● **Dataset content**:
:::::
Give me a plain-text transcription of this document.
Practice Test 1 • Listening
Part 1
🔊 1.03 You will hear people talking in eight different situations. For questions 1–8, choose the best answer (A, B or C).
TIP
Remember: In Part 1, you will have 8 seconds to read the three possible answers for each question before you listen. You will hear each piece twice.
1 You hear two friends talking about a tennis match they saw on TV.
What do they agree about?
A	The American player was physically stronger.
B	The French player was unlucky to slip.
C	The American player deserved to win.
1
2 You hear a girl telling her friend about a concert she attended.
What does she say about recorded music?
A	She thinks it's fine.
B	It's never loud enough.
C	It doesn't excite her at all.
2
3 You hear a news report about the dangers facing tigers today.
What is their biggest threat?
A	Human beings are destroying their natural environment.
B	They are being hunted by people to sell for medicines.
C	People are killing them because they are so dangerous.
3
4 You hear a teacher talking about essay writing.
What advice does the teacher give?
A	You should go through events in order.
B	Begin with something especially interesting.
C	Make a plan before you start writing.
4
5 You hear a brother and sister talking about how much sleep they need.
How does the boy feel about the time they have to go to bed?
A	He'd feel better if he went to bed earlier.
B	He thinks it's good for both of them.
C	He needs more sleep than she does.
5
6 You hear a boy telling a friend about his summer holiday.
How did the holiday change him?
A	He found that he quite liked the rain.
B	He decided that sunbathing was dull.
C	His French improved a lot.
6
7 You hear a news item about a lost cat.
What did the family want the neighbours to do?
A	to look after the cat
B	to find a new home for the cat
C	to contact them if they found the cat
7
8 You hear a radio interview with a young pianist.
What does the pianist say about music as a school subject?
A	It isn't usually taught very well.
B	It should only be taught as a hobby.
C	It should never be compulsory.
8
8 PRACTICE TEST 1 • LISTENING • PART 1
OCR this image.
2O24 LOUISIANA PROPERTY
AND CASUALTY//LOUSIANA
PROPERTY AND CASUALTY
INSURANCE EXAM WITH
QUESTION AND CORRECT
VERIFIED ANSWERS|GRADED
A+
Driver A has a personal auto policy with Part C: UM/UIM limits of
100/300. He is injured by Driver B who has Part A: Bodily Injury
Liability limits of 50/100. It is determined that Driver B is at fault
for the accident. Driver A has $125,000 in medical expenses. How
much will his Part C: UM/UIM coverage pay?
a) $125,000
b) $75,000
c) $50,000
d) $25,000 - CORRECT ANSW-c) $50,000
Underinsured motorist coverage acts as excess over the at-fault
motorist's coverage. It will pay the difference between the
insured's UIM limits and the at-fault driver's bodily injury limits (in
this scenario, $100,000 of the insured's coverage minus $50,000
:::::
● **Your task**: Extract every record and return it verbatim.

● **Solution**:
Give me a plain-text transcription of this document.
Practice Test 1 • Listening
Part 1
🔊 1.03 You will hear people talking in eight different situations. For questions 1–8, choose the best answer (A, B or C).
TIP
Remember: In Part 1, you will have 8 seconds to read the three possible answers for each question before you listen. You will hear each piece twice.
1 You hear two friends talking about a tennis match they saw on TV.
What do they agree about?
A	The American player was physically stronger.
B	The French player was unlucky to slip.
C	The American player deserved to win.
1
2 You hear a girl telling her friend about a concert she attended.
What does she say about recorded music?
A	She thinks it's fine.
B	It's never loud enough.
C	It doesn't excite her at all.
2
3 You hear a news report about the dangers facing tigers today.
What is their biggest threat?
A	Human beings are destroying their natural environment.
B	They are being hunted by people to sell for medicines.
C	People are killing them because they are so dangerous.
3
4 You hear a teacher talking about essay writing.
What advice does the teacher give?
A	You should go through events in order.
B	Begin with something especially interesting.
C	Make a plan before you start writing.
4
5 You hear a brother and sister talking about how much sleep they need.
How does the boy feel about the time they have to go to bed?
A	He'd feel better if he went to bed earlier.
B	He thinks it's good for both of them.
C	He needs more sleep than she does.
5
6 You hear a boy telling a friend about his summer holiday.
How did the holiday change him?
A	He found that he quite liked the rain.
B	He decided that sunbathing was dull.
C	His French improved a lot.
6
7 You hear a news item about a lost cat.
What did the family want the neighbours to do?
A	to look after the cat
B	to find a new home for the cat
C	to contact them if they found the cat
7
8 You hear a radio interview with a young pianist.
What does the pianist say about music as a school subject?
A	It isn't usually taught very well.
B	It should only be taught as a hobby.
C	It should never be compulsory.
8
8 PRACTICE TEST 1 • LISTENING • PART 1
OCR this image.
2O24 LOUISIANA PROPERTY
AND CASUALTY//LOUSIANA
PROPERTY AND CASUALTY
INSURANCE EXAM WITH
QUESTION AND CORRECT
VERIFIED ANSWERS|GRADED
A+
Driver A has a personal auto policy with Part C: UM/UIM limits of
100/300. He is injured by Driver B who has Part A: Bodily Injury
Liability limits of 50/100. It is determined that Driver B is at fault
for the accident. Driver A has $125,000 in medical expenses. How
much will his Part C: UM/UIM coverage pay?
a) $125,000
b) $75,000
c) $50,000
d) $25,000 - CORRECT ANSW-c) $50,000
Underinsured motorist coverage acts as excess over the at-fault
motorist's coverage. It will pay the difference between the
insured's UIM limits and the at-fault driver's bodily injury limits (in
this scenario, $100,000 of the insured's coverage minus $50,000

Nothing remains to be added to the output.